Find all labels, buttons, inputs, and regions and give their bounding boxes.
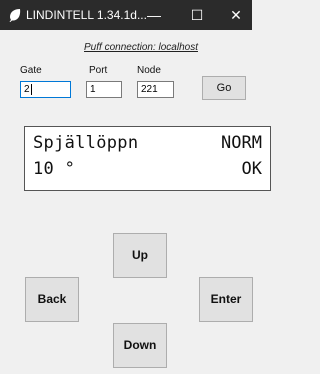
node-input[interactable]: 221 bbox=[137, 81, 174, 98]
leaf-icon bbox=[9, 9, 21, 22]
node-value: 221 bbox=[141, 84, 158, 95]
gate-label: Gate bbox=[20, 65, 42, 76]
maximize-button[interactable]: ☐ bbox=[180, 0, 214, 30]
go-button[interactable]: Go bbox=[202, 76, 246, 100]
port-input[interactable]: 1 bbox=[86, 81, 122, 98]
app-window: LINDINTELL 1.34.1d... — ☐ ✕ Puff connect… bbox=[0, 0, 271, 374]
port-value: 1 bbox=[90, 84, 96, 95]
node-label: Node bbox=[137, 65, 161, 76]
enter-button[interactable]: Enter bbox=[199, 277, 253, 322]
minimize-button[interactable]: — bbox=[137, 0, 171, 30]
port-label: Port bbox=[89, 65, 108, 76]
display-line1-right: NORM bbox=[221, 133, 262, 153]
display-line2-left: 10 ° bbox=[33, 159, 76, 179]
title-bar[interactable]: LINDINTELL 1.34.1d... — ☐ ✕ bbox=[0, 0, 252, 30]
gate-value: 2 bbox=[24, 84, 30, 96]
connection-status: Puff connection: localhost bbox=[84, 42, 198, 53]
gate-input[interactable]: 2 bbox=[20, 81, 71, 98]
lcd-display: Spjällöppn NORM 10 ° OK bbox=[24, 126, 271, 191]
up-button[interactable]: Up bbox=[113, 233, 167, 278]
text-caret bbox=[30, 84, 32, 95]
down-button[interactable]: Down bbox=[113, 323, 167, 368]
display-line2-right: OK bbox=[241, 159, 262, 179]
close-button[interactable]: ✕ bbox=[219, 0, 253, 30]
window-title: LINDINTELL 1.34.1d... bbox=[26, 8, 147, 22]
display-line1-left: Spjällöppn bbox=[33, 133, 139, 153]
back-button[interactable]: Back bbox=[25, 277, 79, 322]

---+---

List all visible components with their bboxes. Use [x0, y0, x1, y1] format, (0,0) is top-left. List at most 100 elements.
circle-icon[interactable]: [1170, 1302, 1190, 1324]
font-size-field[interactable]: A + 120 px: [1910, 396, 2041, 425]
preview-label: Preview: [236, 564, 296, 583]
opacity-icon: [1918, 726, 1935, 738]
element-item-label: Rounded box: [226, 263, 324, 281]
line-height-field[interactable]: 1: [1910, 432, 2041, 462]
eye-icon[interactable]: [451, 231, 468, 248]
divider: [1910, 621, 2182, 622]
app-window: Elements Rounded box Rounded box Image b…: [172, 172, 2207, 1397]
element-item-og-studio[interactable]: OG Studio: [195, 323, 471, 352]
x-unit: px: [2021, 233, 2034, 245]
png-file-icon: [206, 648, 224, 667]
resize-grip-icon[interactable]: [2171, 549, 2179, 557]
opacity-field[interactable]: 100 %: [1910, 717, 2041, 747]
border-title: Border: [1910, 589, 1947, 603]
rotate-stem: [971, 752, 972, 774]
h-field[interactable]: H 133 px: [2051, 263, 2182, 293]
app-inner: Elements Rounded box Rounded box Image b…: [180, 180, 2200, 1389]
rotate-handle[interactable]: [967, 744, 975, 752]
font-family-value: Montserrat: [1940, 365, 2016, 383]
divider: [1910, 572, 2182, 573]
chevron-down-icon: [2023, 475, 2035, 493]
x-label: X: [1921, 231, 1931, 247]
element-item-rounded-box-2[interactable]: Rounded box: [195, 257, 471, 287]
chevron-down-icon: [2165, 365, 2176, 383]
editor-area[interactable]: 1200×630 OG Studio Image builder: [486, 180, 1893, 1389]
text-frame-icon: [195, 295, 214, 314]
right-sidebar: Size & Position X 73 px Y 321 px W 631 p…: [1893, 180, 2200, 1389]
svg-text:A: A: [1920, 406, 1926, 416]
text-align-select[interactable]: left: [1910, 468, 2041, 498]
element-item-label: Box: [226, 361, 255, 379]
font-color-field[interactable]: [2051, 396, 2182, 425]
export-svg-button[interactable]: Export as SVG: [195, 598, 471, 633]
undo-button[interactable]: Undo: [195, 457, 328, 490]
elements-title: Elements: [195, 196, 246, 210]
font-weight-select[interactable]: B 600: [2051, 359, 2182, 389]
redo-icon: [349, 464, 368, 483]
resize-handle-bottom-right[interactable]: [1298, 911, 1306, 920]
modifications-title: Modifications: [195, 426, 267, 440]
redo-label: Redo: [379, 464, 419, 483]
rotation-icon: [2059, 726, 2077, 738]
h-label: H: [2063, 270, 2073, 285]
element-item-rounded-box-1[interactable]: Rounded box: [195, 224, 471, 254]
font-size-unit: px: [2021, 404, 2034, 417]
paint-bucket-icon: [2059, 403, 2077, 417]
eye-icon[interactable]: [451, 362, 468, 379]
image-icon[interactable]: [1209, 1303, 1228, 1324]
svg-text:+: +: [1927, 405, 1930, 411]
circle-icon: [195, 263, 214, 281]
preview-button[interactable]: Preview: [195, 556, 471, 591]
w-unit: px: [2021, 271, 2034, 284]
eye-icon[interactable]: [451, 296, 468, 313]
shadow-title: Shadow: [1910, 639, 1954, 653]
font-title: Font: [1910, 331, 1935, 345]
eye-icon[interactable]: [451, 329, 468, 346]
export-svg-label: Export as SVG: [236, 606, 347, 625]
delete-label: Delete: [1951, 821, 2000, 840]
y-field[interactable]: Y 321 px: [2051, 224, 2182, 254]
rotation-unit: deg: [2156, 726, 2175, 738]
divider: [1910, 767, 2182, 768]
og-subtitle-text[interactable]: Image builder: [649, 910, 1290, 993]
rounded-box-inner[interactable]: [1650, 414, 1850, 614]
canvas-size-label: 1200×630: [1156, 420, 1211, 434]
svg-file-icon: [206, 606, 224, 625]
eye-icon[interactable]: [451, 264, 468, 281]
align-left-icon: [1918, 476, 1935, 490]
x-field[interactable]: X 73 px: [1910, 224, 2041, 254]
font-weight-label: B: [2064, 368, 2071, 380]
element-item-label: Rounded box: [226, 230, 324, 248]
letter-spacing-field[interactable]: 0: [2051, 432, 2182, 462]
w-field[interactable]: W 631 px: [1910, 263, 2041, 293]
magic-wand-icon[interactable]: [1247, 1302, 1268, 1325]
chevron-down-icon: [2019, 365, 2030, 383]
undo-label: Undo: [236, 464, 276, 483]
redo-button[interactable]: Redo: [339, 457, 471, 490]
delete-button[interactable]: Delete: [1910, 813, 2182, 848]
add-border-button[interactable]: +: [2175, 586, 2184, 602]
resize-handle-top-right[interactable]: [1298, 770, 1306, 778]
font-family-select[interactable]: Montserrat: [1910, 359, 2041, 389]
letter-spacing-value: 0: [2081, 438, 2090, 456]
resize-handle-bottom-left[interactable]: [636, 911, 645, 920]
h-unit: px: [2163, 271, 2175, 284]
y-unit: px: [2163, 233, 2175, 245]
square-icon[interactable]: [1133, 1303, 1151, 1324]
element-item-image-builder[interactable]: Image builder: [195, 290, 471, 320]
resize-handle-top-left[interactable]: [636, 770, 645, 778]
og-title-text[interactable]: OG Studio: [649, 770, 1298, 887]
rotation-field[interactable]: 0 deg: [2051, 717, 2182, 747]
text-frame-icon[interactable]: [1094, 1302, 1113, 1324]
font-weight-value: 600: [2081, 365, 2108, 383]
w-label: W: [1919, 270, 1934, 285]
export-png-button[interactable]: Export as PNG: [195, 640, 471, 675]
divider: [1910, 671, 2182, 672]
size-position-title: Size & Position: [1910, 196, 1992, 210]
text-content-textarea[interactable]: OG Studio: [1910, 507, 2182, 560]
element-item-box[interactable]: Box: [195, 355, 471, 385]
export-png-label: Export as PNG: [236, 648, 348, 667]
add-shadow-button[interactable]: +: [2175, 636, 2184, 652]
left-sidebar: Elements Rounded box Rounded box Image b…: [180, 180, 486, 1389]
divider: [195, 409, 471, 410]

---+---

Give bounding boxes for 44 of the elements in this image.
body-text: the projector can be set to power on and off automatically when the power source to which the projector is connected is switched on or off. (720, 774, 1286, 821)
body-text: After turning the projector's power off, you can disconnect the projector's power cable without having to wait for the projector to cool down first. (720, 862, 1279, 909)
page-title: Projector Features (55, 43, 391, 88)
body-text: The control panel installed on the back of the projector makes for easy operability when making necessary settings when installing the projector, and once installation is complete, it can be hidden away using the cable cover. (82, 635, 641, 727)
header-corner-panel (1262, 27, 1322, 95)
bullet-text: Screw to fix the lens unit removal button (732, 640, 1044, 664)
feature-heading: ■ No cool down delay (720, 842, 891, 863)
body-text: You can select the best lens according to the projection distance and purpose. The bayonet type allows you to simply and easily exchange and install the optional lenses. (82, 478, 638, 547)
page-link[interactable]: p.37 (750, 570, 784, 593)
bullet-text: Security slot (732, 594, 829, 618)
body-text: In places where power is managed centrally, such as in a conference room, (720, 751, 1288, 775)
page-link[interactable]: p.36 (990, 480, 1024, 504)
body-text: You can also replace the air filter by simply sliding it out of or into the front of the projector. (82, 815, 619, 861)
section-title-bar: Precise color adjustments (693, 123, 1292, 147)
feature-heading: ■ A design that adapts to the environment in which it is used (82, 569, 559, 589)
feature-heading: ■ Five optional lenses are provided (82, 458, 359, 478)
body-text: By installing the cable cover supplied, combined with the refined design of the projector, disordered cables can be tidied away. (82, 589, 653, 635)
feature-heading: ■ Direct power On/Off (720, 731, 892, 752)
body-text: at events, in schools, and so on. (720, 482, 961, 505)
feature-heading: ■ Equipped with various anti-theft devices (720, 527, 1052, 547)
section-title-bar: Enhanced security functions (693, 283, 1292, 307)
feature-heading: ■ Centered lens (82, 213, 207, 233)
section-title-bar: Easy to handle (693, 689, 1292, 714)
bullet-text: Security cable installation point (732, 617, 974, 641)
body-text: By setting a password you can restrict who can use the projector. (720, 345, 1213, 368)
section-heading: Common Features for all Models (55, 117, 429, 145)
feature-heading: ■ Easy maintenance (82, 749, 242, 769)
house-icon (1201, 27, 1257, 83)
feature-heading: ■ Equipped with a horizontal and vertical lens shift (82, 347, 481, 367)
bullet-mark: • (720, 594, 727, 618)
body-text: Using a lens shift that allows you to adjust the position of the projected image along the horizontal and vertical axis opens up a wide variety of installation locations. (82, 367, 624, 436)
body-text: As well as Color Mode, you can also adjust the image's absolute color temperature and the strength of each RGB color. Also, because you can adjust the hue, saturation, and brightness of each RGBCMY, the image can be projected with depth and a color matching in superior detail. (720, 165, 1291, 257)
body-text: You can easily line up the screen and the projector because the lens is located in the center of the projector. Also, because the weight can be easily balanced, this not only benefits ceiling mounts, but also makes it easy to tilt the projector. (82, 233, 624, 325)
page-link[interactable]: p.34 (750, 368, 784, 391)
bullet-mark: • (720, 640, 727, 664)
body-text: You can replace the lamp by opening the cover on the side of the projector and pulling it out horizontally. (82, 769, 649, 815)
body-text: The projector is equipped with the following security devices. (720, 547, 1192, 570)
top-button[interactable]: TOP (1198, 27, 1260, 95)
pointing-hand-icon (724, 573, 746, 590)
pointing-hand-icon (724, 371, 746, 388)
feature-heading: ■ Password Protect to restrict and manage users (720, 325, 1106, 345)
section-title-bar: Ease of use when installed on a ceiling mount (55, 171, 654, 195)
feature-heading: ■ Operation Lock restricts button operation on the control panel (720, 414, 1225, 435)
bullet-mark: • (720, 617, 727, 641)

---+---

Convert the stretch from the line containing "Give bounding boxes" through the line containing "body-text: the projector can" into a JSON list of strings, with one string per line and blank lines omitted.

[
  "Give bounding boxes for 44 of the elements in this image.",
  "body-text: the projector can be set to power on and off automatically when the power source to which the projector is connected is switched on or off. (720, 774, 1286, 821)"
]